Exercise objective:
All lines featuring the string "медицинской" are to be listed.

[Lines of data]
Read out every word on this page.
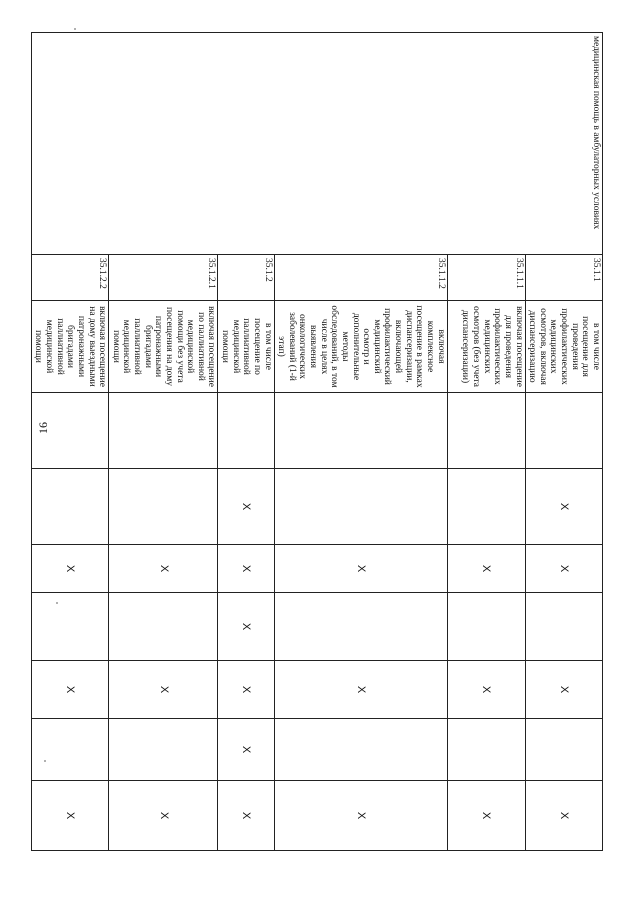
16
медицинская помощь в амбулаторных условиях	35.1.1	в том числе посещение для проведения профилактических медицинских осмотров, включая диспансеризацию		X	X		X		X
	35.1.1.1	включая посещение для проведения профилактических медицинских осмотров (без учета диспансеризации)			X		X		X
	35.1.1.2	включая комплексное посещение в рамках диспансеризации, включающей профилактический медицинский осмотр и дополнительные методы обследований, в том числе в целях выявления онкологических заболеваний (1-й этап)			X		X		X
	35.1.2	в том числе посещение по паллиативной медицинской помощи		X	X	X	X	X	X
	35.1.2.1	включая посещение по паллиативной медицинской помощи без учета посещения на дому патронажными бригадами паллиативной медицинской помощи			X		X		X
	35.1.2.2	включая посещение на дому выездными патронажными бригадами паллиативной медицинской помощи			X		X		X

Result below:
	35.1.2	в том числе посещение по паллиативной медицинской помощи		X	X	X	X	X	X
	35.1.2.1	включая посещение по паллиативной медицинской помощи без учета посещения на дому патронажными бригадами паллиативной медицинской помощи			X		X		X
	35.1.2.2	включая посещение на дому выездными патронажными бригадами паллиативной медицинской помощи			X		X		X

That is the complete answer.